▶ **Stated exercise**: Restate each entry word for word, leaving nothing out.

Begin Provided information

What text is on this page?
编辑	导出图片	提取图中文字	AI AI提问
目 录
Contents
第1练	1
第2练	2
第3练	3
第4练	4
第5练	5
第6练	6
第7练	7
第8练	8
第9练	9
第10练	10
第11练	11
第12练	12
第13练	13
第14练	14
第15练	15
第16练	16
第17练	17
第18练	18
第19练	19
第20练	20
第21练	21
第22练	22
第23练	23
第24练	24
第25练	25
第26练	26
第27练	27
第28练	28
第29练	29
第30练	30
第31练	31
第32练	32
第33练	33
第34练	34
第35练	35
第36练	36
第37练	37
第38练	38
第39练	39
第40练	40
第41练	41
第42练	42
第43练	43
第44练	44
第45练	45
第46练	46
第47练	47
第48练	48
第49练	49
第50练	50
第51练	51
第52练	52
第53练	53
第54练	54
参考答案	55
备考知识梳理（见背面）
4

End Provided information

▶ **The reply**:
What text is on this page?
编辑	导出图片	提取图中文字	AI AI提问
目 录
Contents
第1练	1
第2练	2
第3练	3
第4练	4
第5练	5
第6练	6
第7练	7
第8练	8
第9练	9
第10练	10
第11练	11
第12练	12
第13练	13
第14练	14
第15练	15
第16练	16
第17练	17
第18练	18
第19练	19
第20练	20
第21练	21
第22练	22
第23练	23
第24练	24
第25练	25
第26练	26
第27练	27
第28练	28
第29练	29
第30练	30
第31练	31
第32练	32
第33练	33
第34练	34
第35练	35
第36练	36
第37练	37
第38练	38
第39练	39
第40练	40
第41练	41
第42练	42
第43练	43
第44练	44
第45练	45
第46练	46
第47练	47
第48练	48
第49练	49
第50练	50
第51练	51
第52练	52
第53练	53
第54练	54
参考答案	55
备考知识梳理（见背面）
4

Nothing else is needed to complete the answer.